§ DATASET EXCERPTS:
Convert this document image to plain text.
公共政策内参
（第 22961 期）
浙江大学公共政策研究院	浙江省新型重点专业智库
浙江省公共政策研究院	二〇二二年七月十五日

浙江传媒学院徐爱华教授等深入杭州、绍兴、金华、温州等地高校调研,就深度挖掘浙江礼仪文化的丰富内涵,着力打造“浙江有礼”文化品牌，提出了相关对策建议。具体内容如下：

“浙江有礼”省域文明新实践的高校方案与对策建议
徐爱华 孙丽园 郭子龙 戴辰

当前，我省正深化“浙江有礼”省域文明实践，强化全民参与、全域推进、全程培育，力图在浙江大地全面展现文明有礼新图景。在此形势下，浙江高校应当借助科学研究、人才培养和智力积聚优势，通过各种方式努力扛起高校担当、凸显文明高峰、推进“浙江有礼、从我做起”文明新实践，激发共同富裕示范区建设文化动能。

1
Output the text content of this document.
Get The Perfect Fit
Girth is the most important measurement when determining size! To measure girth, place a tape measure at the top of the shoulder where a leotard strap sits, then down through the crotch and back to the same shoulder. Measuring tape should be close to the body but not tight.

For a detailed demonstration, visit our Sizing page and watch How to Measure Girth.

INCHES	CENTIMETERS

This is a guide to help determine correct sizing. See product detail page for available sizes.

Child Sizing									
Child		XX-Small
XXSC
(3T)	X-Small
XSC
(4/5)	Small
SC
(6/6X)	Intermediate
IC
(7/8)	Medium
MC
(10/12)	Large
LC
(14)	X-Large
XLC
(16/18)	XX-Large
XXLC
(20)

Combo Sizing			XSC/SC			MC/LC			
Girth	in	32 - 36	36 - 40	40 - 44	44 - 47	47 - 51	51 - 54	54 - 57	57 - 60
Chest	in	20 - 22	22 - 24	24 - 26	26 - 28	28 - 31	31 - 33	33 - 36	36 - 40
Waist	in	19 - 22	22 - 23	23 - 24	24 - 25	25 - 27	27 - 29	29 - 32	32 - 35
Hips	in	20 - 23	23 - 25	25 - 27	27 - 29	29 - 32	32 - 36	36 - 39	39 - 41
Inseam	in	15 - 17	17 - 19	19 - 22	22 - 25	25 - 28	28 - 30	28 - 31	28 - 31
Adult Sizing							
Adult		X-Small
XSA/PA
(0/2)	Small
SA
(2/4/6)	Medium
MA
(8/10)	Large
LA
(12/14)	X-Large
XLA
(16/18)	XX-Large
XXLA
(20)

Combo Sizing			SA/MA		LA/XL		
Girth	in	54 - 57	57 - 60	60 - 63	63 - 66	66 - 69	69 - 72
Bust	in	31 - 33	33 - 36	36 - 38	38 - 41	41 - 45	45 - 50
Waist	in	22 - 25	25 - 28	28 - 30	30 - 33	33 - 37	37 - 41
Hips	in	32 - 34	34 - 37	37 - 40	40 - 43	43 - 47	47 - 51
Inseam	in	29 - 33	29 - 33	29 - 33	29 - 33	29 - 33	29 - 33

§ PROMPT:
Identify every line above with the string "浙江有礼" in it. Copy those lines.

§ FULL OUTPUT:
浙江传媒学院徐爱华教授等深入杭州、绍兴、金华、温州等地高校调研,就深度挖掘浙江礼仪文化的丰富内涵,着力打造“浙江有礼”文化品牌，提出了相关对策建议。具体内容如下：
“浙江有礼”省域文明新实践的高校方案与对策建议
当前，我省正深化“浙江有礼”省域文明实践，强化全民参与、全域推进、全程培育，力图在浙江大地全面展现文明有礼新图景。在此形势下，浙江高校应当借助科学研究、人才培养和智力积聚优势，通过各种方式努力扛起高校担当、凸显文明高峰、推进“浙江有礼、从我做起”文明新实践，激发共同富裕示范区建设文化动能。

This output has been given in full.